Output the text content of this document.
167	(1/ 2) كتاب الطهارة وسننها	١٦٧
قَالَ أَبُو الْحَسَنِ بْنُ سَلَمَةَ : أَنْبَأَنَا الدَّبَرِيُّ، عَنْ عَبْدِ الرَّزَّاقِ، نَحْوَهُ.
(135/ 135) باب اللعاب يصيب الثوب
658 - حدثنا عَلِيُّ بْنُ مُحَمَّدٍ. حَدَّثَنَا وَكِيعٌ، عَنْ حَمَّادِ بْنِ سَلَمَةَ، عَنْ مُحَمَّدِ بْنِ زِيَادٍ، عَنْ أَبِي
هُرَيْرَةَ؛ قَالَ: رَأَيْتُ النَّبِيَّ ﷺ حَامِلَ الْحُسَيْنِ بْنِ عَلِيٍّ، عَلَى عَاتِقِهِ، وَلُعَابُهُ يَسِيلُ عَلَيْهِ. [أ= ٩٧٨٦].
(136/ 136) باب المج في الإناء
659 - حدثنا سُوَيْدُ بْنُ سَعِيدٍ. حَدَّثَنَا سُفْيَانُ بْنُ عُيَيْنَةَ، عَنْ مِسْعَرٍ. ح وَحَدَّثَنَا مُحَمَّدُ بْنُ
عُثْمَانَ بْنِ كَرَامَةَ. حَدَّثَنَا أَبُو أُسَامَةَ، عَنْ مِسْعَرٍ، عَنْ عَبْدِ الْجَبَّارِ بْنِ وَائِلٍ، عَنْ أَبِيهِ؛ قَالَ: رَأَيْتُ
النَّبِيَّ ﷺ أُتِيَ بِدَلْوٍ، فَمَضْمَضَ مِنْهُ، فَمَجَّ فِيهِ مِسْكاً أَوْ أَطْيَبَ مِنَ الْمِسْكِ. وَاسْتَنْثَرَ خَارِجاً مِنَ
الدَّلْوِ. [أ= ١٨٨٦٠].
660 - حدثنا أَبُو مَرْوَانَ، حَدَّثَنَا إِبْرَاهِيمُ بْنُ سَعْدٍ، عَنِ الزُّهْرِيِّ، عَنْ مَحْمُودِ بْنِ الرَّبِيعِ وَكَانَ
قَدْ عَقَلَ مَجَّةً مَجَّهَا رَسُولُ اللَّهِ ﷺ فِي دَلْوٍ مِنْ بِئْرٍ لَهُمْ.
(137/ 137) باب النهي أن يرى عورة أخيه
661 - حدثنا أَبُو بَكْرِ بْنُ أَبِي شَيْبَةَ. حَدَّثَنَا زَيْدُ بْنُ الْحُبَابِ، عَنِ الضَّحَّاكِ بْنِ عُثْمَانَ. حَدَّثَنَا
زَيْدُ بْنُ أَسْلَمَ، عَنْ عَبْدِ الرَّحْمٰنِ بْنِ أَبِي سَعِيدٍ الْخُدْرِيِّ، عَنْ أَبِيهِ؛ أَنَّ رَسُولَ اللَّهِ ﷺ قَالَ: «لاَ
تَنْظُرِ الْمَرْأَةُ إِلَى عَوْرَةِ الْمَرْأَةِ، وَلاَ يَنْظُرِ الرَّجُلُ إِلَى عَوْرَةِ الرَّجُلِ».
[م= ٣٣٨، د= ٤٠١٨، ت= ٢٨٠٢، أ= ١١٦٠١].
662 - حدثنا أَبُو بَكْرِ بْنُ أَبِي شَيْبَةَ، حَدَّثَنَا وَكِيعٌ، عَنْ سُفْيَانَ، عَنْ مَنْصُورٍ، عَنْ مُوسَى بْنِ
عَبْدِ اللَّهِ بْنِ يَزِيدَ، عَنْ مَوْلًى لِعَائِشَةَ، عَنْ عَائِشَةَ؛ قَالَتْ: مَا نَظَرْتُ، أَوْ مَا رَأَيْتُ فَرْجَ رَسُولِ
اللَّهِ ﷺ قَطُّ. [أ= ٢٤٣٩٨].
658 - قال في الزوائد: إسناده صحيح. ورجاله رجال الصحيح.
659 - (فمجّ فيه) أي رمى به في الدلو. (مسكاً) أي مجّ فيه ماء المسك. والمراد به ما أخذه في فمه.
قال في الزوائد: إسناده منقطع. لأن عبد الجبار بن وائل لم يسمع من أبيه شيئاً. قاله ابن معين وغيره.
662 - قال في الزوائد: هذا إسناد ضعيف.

# Instruction
Collect from the data above every line that includes "الزوائد".

# Final answer
658 - قال في الزوائد: إسناده صحيح. ورجاله رجال الصحيح.
قال في الزوائد: إسناده منقطع. لأن عبد الجبار بن وائل لم يسمع من أبيه شيئاً. قاله ابن معين وغيره.
662 - قال في الزوائد: هذا إسناد ضعيف.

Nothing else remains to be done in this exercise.